● **Passage**:

Mother With Covid-19 Gives Birth To Baby Born With Protective Antibodies
Giving birth in the middle of a pandemic sounds like a terrifying experience in itself, but what happens if you come down with the virus while you’re pregnant?
That’s exactly what happened to Celine Ng-Chan, who contracted the virus while 10 weeks pregnant back in March. Thankfully, Ng-Chan recovered without suffering any serious complications, and in early November gave birth to her son, who doctors say appears to have been born with protective coronavirus antibodies.
The Singaporean private tutor told The Straits Times:
My pregnancy and birth was smooth sailing despite being diagnosed with COVID-19 in my first trimester, which is the most unstable stage of the pregnancy. I’m very blessed to have Aldrin and he came out very healthy,
I feel relieved my COVID-19 journey is finally over now.
It’s a happy ending for what must have been a scary few months for the new mother. As per Science Alert, Ng-Chan was diagnosed with Covid in the early stages of the pandemic, when little was known about its impact on pregnant women and newborns.

● **Required actions**:
1/ Name every person and every publication mentioned in the article about the mother with Covid-19.
2/ Continue the article about the mother with Covid-19 from where it stops.

● **Data records**:
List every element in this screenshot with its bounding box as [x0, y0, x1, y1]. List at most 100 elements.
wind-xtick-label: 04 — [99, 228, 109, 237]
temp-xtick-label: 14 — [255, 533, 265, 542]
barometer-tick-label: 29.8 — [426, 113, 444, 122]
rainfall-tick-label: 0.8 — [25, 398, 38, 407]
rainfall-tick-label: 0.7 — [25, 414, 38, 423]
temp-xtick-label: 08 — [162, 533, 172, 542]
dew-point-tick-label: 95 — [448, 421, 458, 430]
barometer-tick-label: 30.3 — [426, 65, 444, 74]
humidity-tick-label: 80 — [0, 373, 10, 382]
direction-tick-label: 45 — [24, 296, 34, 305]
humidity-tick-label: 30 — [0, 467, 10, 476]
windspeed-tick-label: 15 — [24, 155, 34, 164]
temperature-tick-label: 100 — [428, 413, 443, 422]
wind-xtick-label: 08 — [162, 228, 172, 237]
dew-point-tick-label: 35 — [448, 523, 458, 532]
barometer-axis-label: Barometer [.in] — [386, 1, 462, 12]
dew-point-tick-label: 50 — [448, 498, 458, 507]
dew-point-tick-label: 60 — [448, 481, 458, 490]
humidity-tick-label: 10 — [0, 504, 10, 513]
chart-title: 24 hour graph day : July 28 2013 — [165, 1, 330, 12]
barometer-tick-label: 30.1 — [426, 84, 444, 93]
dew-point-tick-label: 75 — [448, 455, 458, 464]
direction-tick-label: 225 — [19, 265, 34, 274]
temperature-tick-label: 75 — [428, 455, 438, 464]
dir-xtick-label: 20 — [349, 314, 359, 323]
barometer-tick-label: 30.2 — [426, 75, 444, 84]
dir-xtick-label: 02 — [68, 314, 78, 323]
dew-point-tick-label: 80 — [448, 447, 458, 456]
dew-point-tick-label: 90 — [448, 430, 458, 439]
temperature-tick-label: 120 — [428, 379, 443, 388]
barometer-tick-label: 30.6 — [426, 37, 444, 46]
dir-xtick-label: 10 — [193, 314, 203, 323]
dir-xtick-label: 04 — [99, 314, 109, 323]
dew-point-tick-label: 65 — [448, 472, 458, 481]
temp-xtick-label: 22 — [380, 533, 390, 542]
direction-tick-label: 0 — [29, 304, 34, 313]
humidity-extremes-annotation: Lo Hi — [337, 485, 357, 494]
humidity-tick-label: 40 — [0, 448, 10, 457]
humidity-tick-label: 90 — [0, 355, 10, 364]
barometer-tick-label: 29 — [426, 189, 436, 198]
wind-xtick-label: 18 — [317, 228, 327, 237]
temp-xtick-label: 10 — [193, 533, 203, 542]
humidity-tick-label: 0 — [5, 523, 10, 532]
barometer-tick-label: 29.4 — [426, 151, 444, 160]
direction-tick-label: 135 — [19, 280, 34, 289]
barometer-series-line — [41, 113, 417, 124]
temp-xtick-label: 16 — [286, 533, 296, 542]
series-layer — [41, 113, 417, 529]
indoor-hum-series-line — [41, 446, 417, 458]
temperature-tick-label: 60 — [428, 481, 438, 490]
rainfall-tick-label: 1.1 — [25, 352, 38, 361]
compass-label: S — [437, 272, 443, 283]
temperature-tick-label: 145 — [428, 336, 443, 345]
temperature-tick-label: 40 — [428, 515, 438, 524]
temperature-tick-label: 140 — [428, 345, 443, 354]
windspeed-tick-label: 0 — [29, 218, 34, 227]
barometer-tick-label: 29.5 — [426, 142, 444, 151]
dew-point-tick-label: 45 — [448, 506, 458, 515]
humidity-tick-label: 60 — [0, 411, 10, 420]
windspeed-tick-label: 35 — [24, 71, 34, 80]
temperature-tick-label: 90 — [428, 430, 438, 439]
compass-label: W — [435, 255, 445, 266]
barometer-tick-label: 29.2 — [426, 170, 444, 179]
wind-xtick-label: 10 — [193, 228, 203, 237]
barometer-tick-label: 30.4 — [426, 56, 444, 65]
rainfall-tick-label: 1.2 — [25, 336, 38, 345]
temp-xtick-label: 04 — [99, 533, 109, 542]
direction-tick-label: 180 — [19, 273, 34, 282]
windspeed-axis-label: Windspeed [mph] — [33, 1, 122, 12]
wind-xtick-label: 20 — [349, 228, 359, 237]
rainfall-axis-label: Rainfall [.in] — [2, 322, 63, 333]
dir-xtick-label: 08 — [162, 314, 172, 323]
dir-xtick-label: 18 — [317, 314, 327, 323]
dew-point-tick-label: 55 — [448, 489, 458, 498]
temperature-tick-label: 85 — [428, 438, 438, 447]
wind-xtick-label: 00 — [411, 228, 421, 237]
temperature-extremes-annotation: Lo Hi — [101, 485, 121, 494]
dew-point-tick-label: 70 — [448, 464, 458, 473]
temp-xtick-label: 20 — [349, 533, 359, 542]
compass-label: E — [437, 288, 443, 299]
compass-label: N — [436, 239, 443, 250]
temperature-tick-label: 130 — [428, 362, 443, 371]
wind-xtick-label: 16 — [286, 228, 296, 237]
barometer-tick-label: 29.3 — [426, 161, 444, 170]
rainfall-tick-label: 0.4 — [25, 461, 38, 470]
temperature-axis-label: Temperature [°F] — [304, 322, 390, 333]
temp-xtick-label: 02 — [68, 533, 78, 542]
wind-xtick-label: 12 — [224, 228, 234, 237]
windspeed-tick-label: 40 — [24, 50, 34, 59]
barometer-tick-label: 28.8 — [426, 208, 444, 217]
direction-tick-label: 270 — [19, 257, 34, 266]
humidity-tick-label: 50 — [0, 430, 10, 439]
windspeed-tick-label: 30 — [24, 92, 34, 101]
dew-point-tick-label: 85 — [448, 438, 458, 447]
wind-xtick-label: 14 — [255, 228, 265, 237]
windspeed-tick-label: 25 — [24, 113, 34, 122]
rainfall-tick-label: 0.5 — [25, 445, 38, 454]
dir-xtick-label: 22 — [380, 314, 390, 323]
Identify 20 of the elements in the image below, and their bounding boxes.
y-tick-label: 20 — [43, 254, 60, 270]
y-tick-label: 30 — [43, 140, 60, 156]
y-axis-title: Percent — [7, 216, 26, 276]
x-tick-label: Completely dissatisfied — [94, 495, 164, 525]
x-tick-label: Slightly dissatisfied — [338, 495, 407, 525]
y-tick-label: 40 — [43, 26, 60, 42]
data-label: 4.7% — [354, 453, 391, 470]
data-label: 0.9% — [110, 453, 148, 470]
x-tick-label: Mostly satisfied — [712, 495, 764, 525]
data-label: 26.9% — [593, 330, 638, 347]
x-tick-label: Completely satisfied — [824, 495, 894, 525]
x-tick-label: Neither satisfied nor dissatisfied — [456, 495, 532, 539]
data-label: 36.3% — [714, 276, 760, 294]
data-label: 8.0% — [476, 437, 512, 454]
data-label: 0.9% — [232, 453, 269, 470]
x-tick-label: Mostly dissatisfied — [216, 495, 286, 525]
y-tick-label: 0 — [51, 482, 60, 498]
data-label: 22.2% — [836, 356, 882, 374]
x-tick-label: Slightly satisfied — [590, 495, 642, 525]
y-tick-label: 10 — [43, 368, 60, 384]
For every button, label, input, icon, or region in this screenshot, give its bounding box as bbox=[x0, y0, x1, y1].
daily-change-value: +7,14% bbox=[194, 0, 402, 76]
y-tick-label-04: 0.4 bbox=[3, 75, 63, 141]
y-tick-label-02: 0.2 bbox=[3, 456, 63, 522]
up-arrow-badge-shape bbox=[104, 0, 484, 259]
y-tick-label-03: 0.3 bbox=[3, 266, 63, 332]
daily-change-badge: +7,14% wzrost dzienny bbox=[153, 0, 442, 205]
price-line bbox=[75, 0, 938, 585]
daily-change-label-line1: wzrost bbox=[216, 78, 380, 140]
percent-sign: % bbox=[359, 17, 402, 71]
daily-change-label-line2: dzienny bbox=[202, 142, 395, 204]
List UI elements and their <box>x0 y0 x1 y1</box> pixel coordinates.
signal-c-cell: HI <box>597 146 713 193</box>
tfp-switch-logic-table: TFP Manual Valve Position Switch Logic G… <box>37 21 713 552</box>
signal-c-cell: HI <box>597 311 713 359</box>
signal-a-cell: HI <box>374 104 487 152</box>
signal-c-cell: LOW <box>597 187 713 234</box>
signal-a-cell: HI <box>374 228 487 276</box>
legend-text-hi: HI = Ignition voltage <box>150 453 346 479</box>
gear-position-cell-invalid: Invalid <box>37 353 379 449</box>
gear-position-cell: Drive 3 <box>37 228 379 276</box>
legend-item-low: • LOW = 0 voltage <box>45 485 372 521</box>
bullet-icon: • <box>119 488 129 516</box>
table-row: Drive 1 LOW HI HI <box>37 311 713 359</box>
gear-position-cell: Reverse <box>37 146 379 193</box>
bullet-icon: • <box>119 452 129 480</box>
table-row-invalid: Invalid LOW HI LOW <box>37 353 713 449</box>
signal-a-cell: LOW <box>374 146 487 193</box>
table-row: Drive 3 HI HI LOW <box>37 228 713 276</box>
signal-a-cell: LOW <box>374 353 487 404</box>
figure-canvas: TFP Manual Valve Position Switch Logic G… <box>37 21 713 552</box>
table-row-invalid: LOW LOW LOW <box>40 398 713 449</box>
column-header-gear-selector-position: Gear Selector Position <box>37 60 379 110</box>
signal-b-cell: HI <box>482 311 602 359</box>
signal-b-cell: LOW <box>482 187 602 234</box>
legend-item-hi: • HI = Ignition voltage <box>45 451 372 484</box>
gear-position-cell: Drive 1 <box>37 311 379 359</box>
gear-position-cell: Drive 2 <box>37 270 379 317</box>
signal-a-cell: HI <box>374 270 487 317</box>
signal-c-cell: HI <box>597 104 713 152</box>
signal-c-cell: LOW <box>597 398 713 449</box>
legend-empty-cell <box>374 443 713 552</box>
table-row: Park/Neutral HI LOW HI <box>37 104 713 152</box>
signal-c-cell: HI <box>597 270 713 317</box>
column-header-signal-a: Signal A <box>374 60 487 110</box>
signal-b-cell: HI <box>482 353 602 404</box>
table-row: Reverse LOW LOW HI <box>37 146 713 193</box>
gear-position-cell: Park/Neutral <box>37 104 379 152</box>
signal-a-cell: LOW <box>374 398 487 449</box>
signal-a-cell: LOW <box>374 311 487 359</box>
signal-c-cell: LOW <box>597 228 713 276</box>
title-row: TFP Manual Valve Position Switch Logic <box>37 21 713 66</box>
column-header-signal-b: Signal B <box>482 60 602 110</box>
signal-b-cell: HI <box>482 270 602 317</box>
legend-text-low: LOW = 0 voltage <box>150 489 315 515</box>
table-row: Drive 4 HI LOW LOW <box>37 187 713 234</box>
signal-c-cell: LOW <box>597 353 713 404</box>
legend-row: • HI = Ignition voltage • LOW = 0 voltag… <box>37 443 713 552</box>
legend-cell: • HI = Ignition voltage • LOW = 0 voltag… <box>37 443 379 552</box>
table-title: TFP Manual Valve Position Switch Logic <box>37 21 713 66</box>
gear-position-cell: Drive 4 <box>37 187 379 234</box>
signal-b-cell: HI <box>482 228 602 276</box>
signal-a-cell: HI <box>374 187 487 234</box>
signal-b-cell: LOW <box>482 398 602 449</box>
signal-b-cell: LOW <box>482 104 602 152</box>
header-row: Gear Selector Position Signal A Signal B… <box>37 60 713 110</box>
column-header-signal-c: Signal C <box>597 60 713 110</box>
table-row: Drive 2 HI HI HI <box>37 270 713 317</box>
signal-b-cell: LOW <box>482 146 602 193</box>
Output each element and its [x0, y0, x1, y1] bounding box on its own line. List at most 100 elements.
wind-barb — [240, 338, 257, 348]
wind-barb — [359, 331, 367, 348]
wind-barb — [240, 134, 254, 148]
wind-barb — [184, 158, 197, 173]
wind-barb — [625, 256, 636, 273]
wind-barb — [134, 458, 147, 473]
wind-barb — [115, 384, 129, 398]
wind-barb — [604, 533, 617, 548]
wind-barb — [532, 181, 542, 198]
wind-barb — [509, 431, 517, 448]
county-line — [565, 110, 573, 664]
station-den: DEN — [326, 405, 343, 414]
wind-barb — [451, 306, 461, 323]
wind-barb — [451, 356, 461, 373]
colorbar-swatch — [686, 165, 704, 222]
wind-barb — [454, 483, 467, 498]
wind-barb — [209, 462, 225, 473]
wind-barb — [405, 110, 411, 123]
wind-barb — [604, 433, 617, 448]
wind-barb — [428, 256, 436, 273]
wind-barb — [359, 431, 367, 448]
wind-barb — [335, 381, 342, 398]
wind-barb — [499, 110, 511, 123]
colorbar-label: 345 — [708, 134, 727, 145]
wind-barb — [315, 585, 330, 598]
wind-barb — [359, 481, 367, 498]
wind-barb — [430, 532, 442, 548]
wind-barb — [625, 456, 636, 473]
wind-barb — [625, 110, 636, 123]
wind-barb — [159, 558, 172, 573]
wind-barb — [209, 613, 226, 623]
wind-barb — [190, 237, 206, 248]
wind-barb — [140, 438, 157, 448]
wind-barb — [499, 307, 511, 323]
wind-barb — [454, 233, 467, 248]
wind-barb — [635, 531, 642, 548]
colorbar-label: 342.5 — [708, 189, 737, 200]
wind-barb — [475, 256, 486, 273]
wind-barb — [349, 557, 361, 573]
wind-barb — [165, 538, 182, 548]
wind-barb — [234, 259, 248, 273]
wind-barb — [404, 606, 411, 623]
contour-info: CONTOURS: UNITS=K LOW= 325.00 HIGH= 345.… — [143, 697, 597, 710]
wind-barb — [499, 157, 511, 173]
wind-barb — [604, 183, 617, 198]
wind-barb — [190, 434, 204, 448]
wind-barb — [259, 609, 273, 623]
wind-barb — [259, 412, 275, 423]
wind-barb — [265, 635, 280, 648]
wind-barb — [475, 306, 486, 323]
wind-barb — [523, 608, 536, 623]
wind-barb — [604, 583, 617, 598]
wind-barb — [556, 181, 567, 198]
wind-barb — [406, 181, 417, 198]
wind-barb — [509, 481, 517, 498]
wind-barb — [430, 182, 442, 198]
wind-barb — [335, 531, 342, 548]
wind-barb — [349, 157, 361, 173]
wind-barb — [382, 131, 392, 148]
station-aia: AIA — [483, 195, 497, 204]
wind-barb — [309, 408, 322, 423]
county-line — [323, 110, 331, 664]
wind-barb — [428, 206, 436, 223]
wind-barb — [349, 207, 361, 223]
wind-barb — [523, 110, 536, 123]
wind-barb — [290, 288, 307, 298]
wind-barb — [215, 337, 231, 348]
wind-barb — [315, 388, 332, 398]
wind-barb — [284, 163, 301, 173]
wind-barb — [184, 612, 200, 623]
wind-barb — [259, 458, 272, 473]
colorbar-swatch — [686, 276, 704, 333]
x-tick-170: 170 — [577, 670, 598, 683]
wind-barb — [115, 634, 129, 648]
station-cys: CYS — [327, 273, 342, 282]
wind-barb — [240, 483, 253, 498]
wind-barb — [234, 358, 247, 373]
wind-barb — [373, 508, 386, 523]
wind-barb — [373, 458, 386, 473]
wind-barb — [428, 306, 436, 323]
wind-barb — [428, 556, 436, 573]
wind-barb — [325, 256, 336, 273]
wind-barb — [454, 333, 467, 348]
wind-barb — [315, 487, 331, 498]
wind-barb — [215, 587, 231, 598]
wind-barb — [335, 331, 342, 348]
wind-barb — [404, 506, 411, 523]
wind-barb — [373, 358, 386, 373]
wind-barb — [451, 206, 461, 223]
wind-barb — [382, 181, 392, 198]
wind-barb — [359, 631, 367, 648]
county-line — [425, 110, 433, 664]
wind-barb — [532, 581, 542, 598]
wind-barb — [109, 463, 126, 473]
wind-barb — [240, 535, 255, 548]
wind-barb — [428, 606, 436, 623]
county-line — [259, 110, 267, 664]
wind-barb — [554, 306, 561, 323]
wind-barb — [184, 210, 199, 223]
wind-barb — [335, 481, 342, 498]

● **Solved problems**:
1/ Celine Ng-Chan, Aldrin, The Straits Times, Science Alert

2/
Research has since emerged suggesting that mother-to-baby transmission of the virus is rare, and Ng-Chan’s experience should hopefully help reassure other expectant parents as they try to cope with the stresses of pregnancy during a global pandemic.
A report published earlier this year studied six mothers who tested positive for Covid-19 while pregnant, and found that all but one of the babies had elevated levels of antibodies at birth, suggesting babies can gain ‘passive immunity’ in utero. Another study has found that antibodies capable of neutralising Covid-19 could also be passed to babies through breast milk.
According to Business Insider, this kind of protection is not necessarily a surprise, as babies have been shown to be protected from other infectious diseases in the womb before.
Paediatrician Dr. Jessica Madden told Insider:
This is the reason why certain vaccines, like pertussis and flu, are recommended during pregnancy…IgG antibodies increase in fetuses later in pregnancy, especially after the 36-week gestation mark.
While this is clearly good news, Dr. Madden also warned that it was likely that babies would not remain immune for long after birth, and said it’s unclear if mothers who had Covid-19 before they became pregnant would provide their babies with similar immunity.
So while it’s sensible to continue to take extra precautions if you’re expecting, this news should be reassuring to soon-to-be parents trying to navigate through this pandemic.